### [Kutipan yang disediakan]

Versi materi oleh Triyono Suwito dan Wawan Darmawan
Keuntungan yang diperoleh bangsa Belanda dari hasil
mengeruk kekayaan alam bangsa Indonesia digunakan untuk membangun bangsa
Belanda hingga bisa mencapai kemakmuran dalam segala hal. Sebaliknya bangsa
Indonesia mengalami kesengsaraan, kemiskinan, dan kemelararatan yang amat
sangat. Bangsa Indonesia terjebak dalam lingkaran kebodohan, kemiskinan dan ketrebelakangan
karena tidak mendapatkan pendidikan yang layak. Akibatnya hanya sedikit penduduk
Indonesia yang sadar akan peranannya sebagai sebuah bangsa tersendiri.
Kesengsaraan rakyat pribumi banyak diketahui oleh
orangorang Belanda yang moderat. Salah satu di antara tokoh moderat tersebut
adalah Baron Van Houvel yang bergerak dalam parlemen Belanda. Houvel
menyerukan kepada pemerintah kolonial untuk lebih memperhatikan nasib kaum
pribumi. Selain itu, tokoh lain yang memperjuangkan kepentingan pribumi adalah Van Deventer, seorang Belanda yang mempunyai perhatian yang
besar terhadap negeri jajahan.

### [Tugas yang diberikan A]
Salin tanpa perubahan baris-baris catatan, mulai dari baris pertama catatan sampai dengan baris yang memuat "settings-item[interactable]: docomo (19, 457, 452, 496)", kedua ujungnya ikut disalin.
Catatan yang disertakan tidak memiliki hubungan apa pun dengan kutipan ini.

### [Catatan untuk diproses]

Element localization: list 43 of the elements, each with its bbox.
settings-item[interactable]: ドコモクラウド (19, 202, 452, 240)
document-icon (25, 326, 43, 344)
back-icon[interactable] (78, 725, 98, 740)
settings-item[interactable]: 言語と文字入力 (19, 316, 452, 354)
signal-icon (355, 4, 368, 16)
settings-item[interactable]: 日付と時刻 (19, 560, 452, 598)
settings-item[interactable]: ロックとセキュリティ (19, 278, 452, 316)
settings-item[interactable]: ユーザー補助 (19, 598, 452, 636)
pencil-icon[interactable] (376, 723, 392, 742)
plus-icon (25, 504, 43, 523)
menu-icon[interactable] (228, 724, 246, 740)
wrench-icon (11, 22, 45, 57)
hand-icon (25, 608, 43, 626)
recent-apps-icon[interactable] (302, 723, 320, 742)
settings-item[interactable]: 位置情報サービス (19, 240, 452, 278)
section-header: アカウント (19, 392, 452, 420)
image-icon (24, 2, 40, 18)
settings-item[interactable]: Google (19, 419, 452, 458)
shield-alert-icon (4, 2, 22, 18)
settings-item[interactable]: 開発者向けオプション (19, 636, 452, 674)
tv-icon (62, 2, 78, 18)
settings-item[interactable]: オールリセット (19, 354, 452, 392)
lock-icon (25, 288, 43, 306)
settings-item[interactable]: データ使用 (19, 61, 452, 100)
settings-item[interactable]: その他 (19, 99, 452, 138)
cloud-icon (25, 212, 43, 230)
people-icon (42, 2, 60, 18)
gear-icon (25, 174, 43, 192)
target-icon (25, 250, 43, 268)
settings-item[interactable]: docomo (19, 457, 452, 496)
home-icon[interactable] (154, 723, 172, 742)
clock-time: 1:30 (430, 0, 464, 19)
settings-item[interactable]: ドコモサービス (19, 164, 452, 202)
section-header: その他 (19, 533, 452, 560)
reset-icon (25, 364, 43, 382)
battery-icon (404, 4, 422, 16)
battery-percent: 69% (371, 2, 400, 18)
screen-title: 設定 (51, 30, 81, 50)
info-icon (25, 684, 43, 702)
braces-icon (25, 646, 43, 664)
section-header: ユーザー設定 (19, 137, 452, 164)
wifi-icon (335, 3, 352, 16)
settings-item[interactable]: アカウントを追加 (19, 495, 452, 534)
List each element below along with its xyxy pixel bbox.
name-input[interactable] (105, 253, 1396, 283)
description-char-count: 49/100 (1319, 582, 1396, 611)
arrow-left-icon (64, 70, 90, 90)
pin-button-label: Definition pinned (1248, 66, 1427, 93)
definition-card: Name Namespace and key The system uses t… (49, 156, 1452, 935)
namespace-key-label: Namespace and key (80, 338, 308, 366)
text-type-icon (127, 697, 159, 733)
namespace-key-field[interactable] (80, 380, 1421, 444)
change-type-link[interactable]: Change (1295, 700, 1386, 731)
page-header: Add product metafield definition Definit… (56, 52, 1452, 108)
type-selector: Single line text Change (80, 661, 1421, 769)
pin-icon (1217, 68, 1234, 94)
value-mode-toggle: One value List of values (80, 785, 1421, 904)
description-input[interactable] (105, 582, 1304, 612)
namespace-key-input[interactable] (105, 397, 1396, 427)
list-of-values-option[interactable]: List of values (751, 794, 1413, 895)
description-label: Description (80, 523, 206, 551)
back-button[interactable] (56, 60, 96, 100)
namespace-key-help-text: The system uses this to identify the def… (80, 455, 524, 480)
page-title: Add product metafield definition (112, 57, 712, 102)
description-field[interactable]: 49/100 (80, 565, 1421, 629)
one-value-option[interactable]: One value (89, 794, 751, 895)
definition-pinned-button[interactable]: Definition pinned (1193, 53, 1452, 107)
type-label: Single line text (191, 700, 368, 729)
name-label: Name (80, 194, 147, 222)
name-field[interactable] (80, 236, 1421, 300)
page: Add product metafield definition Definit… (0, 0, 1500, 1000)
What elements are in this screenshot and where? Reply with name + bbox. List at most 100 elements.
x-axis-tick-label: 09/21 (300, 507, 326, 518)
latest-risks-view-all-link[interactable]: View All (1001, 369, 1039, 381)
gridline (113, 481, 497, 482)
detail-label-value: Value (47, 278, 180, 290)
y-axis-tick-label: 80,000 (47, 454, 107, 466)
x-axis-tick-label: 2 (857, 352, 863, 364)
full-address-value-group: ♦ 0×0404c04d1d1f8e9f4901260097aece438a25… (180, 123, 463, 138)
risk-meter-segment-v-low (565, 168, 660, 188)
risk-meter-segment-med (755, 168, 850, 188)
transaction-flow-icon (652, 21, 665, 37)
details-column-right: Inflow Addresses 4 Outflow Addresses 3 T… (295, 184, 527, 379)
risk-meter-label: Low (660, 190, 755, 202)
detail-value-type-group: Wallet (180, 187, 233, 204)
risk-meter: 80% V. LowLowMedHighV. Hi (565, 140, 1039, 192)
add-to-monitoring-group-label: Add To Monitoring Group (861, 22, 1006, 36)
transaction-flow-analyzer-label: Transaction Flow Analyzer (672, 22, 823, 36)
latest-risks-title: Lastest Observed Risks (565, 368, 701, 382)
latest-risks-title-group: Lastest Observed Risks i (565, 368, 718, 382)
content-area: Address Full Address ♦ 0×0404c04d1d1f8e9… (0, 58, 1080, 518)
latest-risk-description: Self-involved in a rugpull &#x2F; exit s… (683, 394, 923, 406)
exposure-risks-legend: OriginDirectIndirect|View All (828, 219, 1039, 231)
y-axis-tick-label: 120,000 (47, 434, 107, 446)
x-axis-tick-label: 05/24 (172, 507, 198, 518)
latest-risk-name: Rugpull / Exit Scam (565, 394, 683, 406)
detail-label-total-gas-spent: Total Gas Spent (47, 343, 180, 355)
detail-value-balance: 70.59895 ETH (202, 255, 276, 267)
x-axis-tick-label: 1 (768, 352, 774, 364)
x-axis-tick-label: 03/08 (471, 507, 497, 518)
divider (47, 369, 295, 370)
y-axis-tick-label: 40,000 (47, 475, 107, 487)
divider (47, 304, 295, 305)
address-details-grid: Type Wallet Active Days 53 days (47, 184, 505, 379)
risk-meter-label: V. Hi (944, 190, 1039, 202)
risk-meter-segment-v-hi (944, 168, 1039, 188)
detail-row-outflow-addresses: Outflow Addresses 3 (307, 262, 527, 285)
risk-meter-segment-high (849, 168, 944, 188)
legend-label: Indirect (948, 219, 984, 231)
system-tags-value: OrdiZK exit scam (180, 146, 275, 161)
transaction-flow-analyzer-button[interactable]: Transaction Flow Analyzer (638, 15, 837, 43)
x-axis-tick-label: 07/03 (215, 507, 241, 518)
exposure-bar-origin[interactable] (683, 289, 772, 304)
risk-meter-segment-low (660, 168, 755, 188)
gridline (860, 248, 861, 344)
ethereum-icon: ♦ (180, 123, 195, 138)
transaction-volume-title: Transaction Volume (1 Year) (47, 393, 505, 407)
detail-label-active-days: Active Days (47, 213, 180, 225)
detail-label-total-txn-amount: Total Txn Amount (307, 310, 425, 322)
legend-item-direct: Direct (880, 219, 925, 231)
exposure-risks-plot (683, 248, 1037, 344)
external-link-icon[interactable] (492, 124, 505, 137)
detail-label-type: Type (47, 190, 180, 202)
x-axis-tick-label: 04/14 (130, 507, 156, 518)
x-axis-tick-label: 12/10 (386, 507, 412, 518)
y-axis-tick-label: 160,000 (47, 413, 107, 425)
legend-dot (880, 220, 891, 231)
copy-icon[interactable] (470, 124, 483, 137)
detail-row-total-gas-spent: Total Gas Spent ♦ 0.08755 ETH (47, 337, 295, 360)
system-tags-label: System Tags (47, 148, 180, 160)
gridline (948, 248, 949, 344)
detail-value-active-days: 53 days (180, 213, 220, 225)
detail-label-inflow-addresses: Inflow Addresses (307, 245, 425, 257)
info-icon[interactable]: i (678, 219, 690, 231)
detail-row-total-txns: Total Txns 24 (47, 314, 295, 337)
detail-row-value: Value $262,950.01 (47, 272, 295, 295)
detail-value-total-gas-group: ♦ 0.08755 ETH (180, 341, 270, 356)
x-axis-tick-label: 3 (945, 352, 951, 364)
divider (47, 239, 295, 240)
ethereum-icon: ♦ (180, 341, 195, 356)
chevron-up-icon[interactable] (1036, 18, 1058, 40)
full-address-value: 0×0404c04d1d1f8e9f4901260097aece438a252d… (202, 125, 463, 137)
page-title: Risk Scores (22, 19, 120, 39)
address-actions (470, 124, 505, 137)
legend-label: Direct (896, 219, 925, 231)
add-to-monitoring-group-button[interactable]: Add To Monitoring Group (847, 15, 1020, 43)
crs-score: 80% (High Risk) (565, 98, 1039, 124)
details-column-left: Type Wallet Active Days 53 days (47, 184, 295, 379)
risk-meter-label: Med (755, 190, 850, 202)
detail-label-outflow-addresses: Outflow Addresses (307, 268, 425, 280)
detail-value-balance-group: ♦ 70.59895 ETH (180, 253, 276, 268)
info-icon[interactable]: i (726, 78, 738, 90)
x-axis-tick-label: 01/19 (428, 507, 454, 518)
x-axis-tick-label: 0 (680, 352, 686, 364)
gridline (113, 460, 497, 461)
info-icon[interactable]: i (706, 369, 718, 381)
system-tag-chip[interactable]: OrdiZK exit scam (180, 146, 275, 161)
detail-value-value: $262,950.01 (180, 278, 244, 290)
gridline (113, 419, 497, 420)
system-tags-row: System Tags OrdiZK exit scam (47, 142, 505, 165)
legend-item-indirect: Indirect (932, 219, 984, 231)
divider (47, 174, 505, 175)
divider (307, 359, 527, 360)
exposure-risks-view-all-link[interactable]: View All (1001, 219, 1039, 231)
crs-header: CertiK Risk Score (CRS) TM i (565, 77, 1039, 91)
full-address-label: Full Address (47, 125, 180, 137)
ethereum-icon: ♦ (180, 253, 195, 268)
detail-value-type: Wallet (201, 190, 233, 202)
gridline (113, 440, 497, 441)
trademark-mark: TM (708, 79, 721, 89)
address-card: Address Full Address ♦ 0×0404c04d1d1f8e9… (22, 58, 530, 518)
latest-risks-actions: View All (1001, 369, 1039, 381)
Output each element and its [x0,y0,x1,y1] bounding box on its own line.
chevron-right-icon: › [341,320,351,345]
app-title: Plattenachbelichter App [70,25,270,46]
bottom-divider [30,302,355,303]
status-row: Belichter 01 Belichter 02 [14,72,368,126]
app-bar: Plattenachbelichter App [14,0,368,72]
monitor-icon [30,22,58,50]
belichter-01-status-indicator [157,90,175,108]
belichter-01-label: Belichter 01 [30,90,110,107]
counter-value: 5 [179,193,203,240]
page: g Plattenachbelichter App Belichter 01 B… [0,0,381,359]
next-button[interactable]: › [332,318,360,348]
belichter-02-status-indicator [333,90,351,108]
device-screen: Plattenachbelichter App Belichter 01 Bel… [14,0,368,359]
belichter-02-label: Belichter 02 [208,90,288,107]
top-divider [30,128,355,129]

### [Tugas yang diberikan B]
Menurut kutipan tentang penjajahan Belanda di atas, siapa tokoh moderat yang bergerak dalam parlemen Belanda?

### [Jawaban yang diharapkan A]
Element localization: list 43 of the elements, each with its bbox.
settings-item[interactable]: ドコモクラウド (19, 202, 452, 240)
document-icon (25, 326, 43, 344)
back-icon[interactable] (78, 725, 98, 740)
settings-item[interactable]: 言語と文字入力 (19, 316, 452, 354)
signal-icon (355, 4, 368, 16)
settings-item[interactable]: 日付と時刻 (19, 560, 452, 598)
settings-item[interactable]: ロックとセキュリティ (19, 278, 452, 316)
settings-item[interactable]: ユーザー補助 (19, 598, 452, 636)
pencil-icon[interactable] (376, 723, 392, 742)
plus-icon (25, 504, 43, 523)
menu-icon[interactable] (228, 724, 246, 740)
wrench-icon (11, 22, 45, 57)
hand-icon (25, 608, 43, 626)
recent-apps-icon[interactable] (302, 723, 320, 742)
settings-item[interactable]: 位置情報サービス (19, 240, 452, 278)
section-header: アカウント (19, 392, 452, 420)
image-icon (24, 2, 40, 18)
settings-item[interactable]: Google (19, 419, 452, 458)
shield-alert-icon (4, 2, 22, 18)
settings-item[interactable]: 開発者向けオプション (19, 636, 452, 674)
tv-icon (62, 2, 78, 18)
settings-item[interactable]: オールリセット (19, 354, 452, 392)
lock-icon (25, 288, 43, 306)
settings-item[interactable]: データ使用 (19, 61, 452, 100)
settings-item[interactable]: その他 (19, 99, 452, 138)
cloud-icon (25, 212, 43, 230)
people-icon (42, 2, 60, 18)
gear-icon (25, 174, 43, 192)
target-icon (25, 250, 43, 268)
settings-item[interactable]: docomo (19, 457, 452, 496)

### [Jawaban yang diharapkan B]
Baron Van Houvel.